_PROBLEM DESCRIPTION_. Filter these entries, keeping only lines that hold the word "副井贯穿巷和主井绕道采用压入式通风".

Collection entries
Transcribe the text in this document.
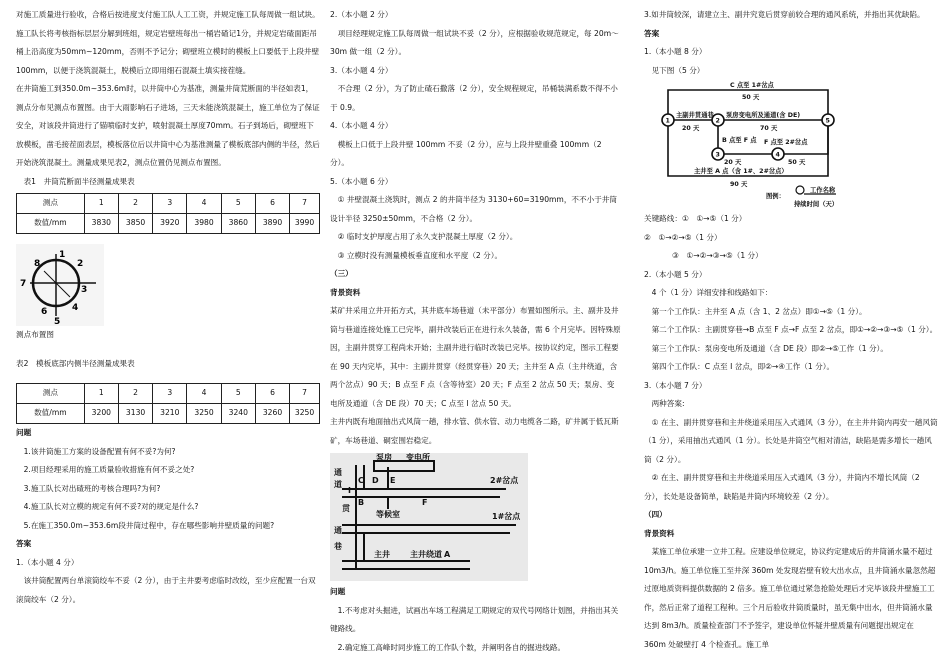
对施工质量进行验收，合格后按进度支付施工队人工工资，并规定施工队每周做一组试块。施工队长将考核指标层层分解到班组，规定岩壁班每出一桶岩碴记1分，并规定岩碴面距吊桶上沿高度为50mm~120mm，否则不予记分；砌壁班立模时的模板上口要低于上段井壁100mm，以便于浇筑混凝土，脱模后立即用细石混凝土填实接茬缝。

在井筒施工到350.0m~353.6m时，以井筒中心为基准，测量井筒荒断面的半径如表1，测点分布见测点布置图。由于大雨影响石子进场，三天未能浇筑混凝土，施工单位为了保证安全，对该段井筒进行了锚喷临时支护，喷射混凝土厚度70mm。石子到场后，砌壁班下放模板，凿毛接茬面表层，模板落位后以井筒中心为基准测量了模板底部内侧的半径，然后开始浇筑混凝土。测量成果见表2，测点位置仍见测点布置图。

表1　井筒荒断面半径测量成果表

测点	1	2	3	4	5	6	7
数值/mm	3830	3850	3920	3980	3860	3890	3990
1
2
3
4
5
6
7
8

测点布置图

表2　模板底部内侧半径测量成果表

测点	1	2	3	4	5	6	7
数值/mm	3200	3130	3210	3250	3240	3260	3250

问题

1.该井筒施工方案的设备配置有何不妥?为何?

2.项目经理采用的施工质量验收措施有何不妥之处?

3.施工队长对出碴班的考核合理吗?为何?

4.施工队长对立模的规定有何不妥?对的规定是什么?

5.在施工350.0m~353.6m段井筒过程中，存在哪些影响井壁质量的问题?

答案

1.（本小题 4 分）

该井筒配置两台单滚筒绞车不妥（2 分），由于主井要考虑临时改绞，至少应配置一台双滚筒绞车（2 分）。

2.（本小题 2 分）

项目经理规定施工队每周做一组试块不妥（2 分），应根据验收规范规定，每 20m～30m 做一组（2 分）。

3.（本小题 4 分）

不合理（2 分），为了防止碴石撒落（2 分），安全规程规定，吊桶装满系数不得不小于 0.9。

4.（本小题 4 分）

模板上口低于上段井壁 100mm 不妥（2 分），应与上段井壁重叠 100mm（2 分）。

5.（本小题 6 分）

① 井壁混凝土浇筑时，测点 2 的井筒半径为 3130+60=3190mm，不不小于井筒设计半径 3250±50mm，不合格（2 分）。

② 临时支护厚度占用了永久支护混凝土厚度（2 分）。

③ 立模时没有测量模板垂直度和水平度（2 分）。

（三）

背景资料

某矿井采用立井开拓方式，其井底车场巷道（未平部分）布置如图所示。主、副井及井筒与巷道连接处施工已完毕，副井改装后正在进行永久装备，需 6 个月完毕。因特殊原因，主副井贯穿工程尚未开始；主副井进行临时改装已完毕。按协议约定，图示工程要在 90 天内完毕，其中：主副井贯穿（经贯穿巷）20 天；主井至 A 点（主井绕道，含两个岔点）90 天；B 点至 F 点（含等待室）20 天；F 点至 2 岔点 50 天；泵房、变电所及通道（含 DE 段）70 天；C 点至 I 岔点 50 天。

主井内既有地面抽出式风筒一趟，排水管、供水管、动力电缆各二路，矿井属于低瓦斯矿，车场巷道、硐室围岩稳定。

泵房 变电所
2#岔点
通
道
贯
I
C D E
B	F
等候室
通
巷
1#岔点
A
主井	主井绕道

问题

1.不考虑对头掘进，试画出车场工程满足工期规定的双代号网络计划图，并指出其关键路线。

2.确定施工高峰时同步施工的工作队个数，并阐明各自的掘进线路。

3.如井筒较深，请建立主、副井究竟后贯穿前较合理的通风系统，并指出其优缺陷。

答案

1.（本小题 8 分）

见下图（5 分）

1	2
3	4
5
主副井贯通巷
20 天
C 点至 1#岔点
50 天
泵房变电所及通道(含 DE)
70 天
B 点至 F 点
20 天
F 点至 2#岔点
50 天
主井至 A 点（含 1#、2#岔点）
90 天
图例：
工作名称
持续时间（天）

关键路线：①　①→⑤（1 分）

②　①→②→⑤（1 分）

③　①→②→③→⑤（1 分）

2.（本小题 5 分）

4 个（1 分）详细安排和线路如下：

第一个工作队：主井至 A 点（含 1、2 岔点）即①→⑤（1 分）。

第二个工作队：主副贯穿巷→B 点至 F 点→F 点至 2 岔点，即①→②→③→⑤（1 分）。

第三个工作队：泵房变电所及通道（含 DE 段）即②→⑤工作（1 分）。

第四个工作队：C 点至 I 岔点，即②→④工作（1 分）。

3.（本小题 7 分）

两种答案:

① 在主、副井贯穿巷和主井绕道采用压入式通风（3 分），在主井井筒内再安一趟风筒（1 分），采用抽出式通风（1 分）。长处是井筒空气相对清洁，缺陷是需多增长一趟风筒（2 分）。

② 在主、副井贯穿巷和主井绕道采用压入式通风（3 分），井筒内不增长风筒（2 分），长处是设备简单，缺陷是井筒内环境较差（2 分）。

（四）

背景资料

某施工单位承建一立井工程。应建设单位规定，协议约定建成后的井筒涌水量不超过 10m3/h。施工单位施工至井深 360m 处发现岩壁有较大出水点，且井筒涌水量忽然超过原地质资料提供数据的 2 倍多。施工单位通过紧急抢险处理后才完毕该段井壁施工工作，然后正常了道程工程种。三个月后验收井筒质量时，虽无集中出水，但井筒涌水量达到 8m3/h。质量检查部门不予签字，建设单位怀疑井壁质量有问题提出规定在 360m 处破壁打 4 个检查孔。施工单
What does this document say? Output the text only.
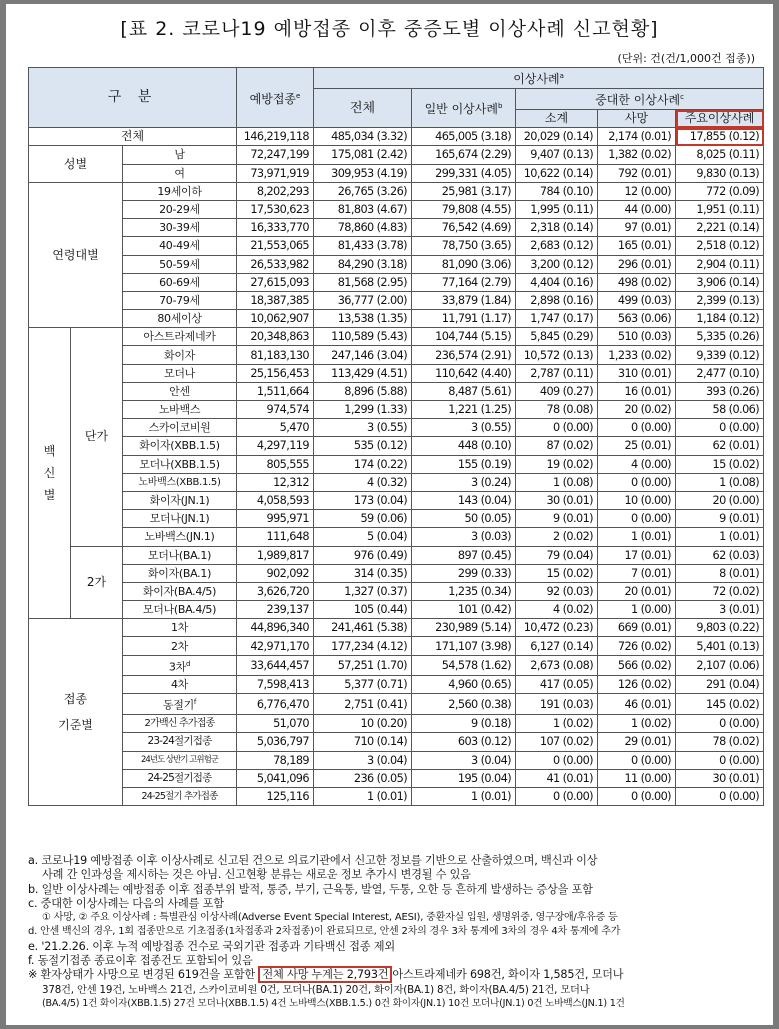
[표 2. 코로나19 예방접종 이후 중증도별 이상사례 신고현황]
(단위: 건(건/1,000건 접종))
구 분			예방접종$^e$	이상사례$^a$
				전체	일반 이상사례$^b$	중대한 이상사례$^c$
						소계	사망	주요이상사례
전체			146,219,118	485,034 (3.32)	465,005 (3.18)	20,029 (0.14)	2,174 (0.01)	17,855 (0.12)
성별		남	72,247,199	175,081 (2.42)	165,674 (2.29)	9,407 (0.13)	1,382 (0.02)	8,025 (0.11)
		여	73,971,919	309,953 (4.19)	299,331 (4.05)	10,622 (0.14)	792 (0.01)	9,830 (0.13)
연령대별		19세이하	8,202,293	26,765 (3.26)	25,981 (3.17)	784 (0.10)	12 (0.00)	772 (0.09)
		20-29세	17,530,623	81,803 (4.67)	79,808 (4.55)	1,995 (0.11)	44 (0.00)	1,951 (0.11)
		30-39세	16,333,770	78,860 (4.83)	76,542 (4.69)	2,318 (0.14)	97 (0.01)	2,221 (0.14)
		40-49세	21,553,065	81,433 (3.78)	78,750 (3.65)	2,683 (0.12)	165 (0.01)	2,518 (0.12)
		50-59세	26,533,982	84,290 (3.18)	81,090 (3.06)	3,200 (0.12)	296 (0.01)	2,904 (0.11)
		60-69세	27,615,093	81,568 (2.95)	77,164 (2.79)	4,404 (0.16)	498 (0.02)	3,906 (0.14)
		70-79세	18,387,385	36,777 (2.00)	33,879 (1.84)	2,898 (0.16)	499 (0.03)	2,399 (0.13)
		80세이상	10,062,907	13,538 (1.35)	11,791 (1.17)	1,747 (0.17)	563 (0.06)	1,184 (0.12)
백
신
별	단가	아스트라제네카	20,348,863	110,589 (5.43)	104,744 (5.15)	5,845 (0.29)	510 (0.03)	5,335 (0.26)
		화이자	81,183,130	247,146 (3.04)	236,574 (2.91)	10,572 (0.13)	1,233 (0.02)	9,339 (0.12)
		모더나	25,156,453	113,429 (4.51)	110,642 (4.40)	2,787 (0.11)	310 (0.01)	2,477 (0.10)
		안센	1,511,664	8,896 (5.88)	8,487 (5.61)	409 (0.27)	16 (0.01)	393 (0.26)
		노바백스	974,574	1,299 (1.33)	1,221 (1.25)	78 (0.08)	20 (0.02)	58 (0.06)
		스카이코비원	5,470	3 (0.55)	3 (0.55)	0 (0.00)	0 (0.00)	0 (0.00)
		화이자(XBB.1.5)	4,297,119	535 (0.12)	448 (0.10)	87 (0.02)	25 (0.01)	62 (0.01)
		모더나(XBB.1.5)	805,555	174 (0.22)	155 (0.19)	19 (0.02)	4 (0.00)	15 (0.02)
		노바백스(XBB.1.5)	12,312	4 (0.32)	3 (0.24)	1 (0.08)	0 (0.00)	1 (0.08)
		화이자(JN.1)	4,058,593	173 (0.04)	143 (0.04)	30 (0.01)	10 (0.00)	20 (0.00)
		모더나(JN.1)	995,971	59 (0.06)	50 (0.05)	9 (0.01)	0 (0.00)	9 (0.01)
		노바백스(JN.1)	111,648	5 (0.04)	3 (0.03)	2 (0.02)	1 (0.01)	1 (0.01)
	2가	모더나(BA.1)	1,989,817	976 (0.49)	897 (0.45)	79 (0.04)	17 (0.01)	62 (0.03)
		화이자(BA.1)	902,092	314 (0.35)	299 (0.33)	15 (0.02)	7 (0.01)	8 (0.01)
		화이자(BA.4/5)	3,626,720	1,327 (0.37)	1,235 (0.34)	92 (0.03)	20 (0.01)	72 (0.02)
		모더나(BA.4/5)	239,137	105 (0.44)	101 (0.42)	4 (0.02)	1 (0.00)	3 (0.01)
접종
기준별		1차	44,896,340	241,461 (5.38)	230,989 (5.14)	10,472 (0.23)	669 (0.01)	9,803 (0.22)
		2차	42,971,170	177,234 (4.12)	171,107 (3.98)	6,127 (0.14)	726 (0.02)	5,401 (0.13)
		3차$^d$	33,644,457	57,251 (1.70)	54,578 (1.62)	2,673 (0.08)	566 (0.02)	2,107 (0.06)
		4차	7,598,413	5,377 (0.71)	4,960 (0.65)	417 (0.05)	126 (0.02)	291 (0.04)
		동절기$^f$	6,776,470	2,751 (0.41)	2,560 (0.38)	191 (0.03)	46 (0.01)	145 (0.02)
		2가백신 추가접종	51,070	10 (0.20)	9 (0.18)	1 (0.02)	1 (0.02)	0 (0.00)
		23-24절기접종	5,036,797	710 (0.14)	603 (0.12)	107 (0.02)	29 (0.01)	78 (0.02)
		24년도 상반기 고위험군	78,189	3 (0.04)	3 (0.04)	0 (0.00)	0 (0.00)	0 (0.00)
		24-25절기접종	5,041,096	236 (0.05)	195 (0.04)	41 (0.01)	11 (0.00)	30 (0.01)
		24-25절기 추가접종	125,116	1 (0.01)	1 (0.01)	0 (0.00)	0 (0.00)	0 (0.00)
a. 코로나19 예방접종 이후 이상사례로 신고된 건으로 의료기관에서 신고한 정보를 기반으로 산출하였으며, 백신과 이상
사례 간 인과성을 제시하는 것은 아님. 신고현황 분류는 새로운 정보 추가시 변경될 수 있음
b. 일반 이상사례는 예방접종 이후 접종부위 발적, 통증, 부기, 근육통, 발열, 두통, 오한 등 흔하게 발생하는 증상을 포함
c. 중대한 이상사례는 다음의 사례를 포함
① 사망, ② 주요 이상사례 : 특별관심 이상사례(Adverse Event Special Interest, AESI), 중환자실 입원, 생명위중, 영구장애/후유증 등
d. 안센 백신의 경우, 1회 접종만으로 기초접종(1차접종과 2차접종)이 완료되므로, 안센 2차의 경우 3차 통계에 3차의 경우 4차 통계에 추가
e. '21.2.26. 이후 누적 예방접종 건수로 국외기관 접종과 기타백신 접종 제외
f. 동절기접종 종료이후 접종건도 포함되어 있음
※ 환자상태가 사망으로 변경된 619건을 포함한 전체 사망 누계는 2,793건 아스트라제네카 698건, 화이자 1,585건, 모더나
378건, 안센 19건, 노바백스 21건, 스카이코비원 0건, 모더나(BA.1) 20건, 화이자(BA.1) 8건, 화이자(BA.4/5) 21건, 모더나
(BA.4/5) 1건 화이자(XBB.1.5) 27건 모더나(XBB.1.5) 4건 노바백스(XBB.1.5.) 0건 화이자(JN.1) 10건 모더나(JN.1) 0건 노바백스(JN.1) 1건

_EXERCISE SOLUTION_.
① 在主、副井贯穿巷和主井绕道采用压入式通风（3 分），在主井井筒内再安一趟风筒（1 分），采用抽出式通风（1 分）。长处是井筒空气相对清洁，缺陷是需多增长一趟风筒（2 分）。
② 在主、副井贯穿巷和主井绕道采用压入式通风（3 分），井筒内不增长风筒（2 分），长处是设备简单，缺陷是井筒内环境较差（2 分）。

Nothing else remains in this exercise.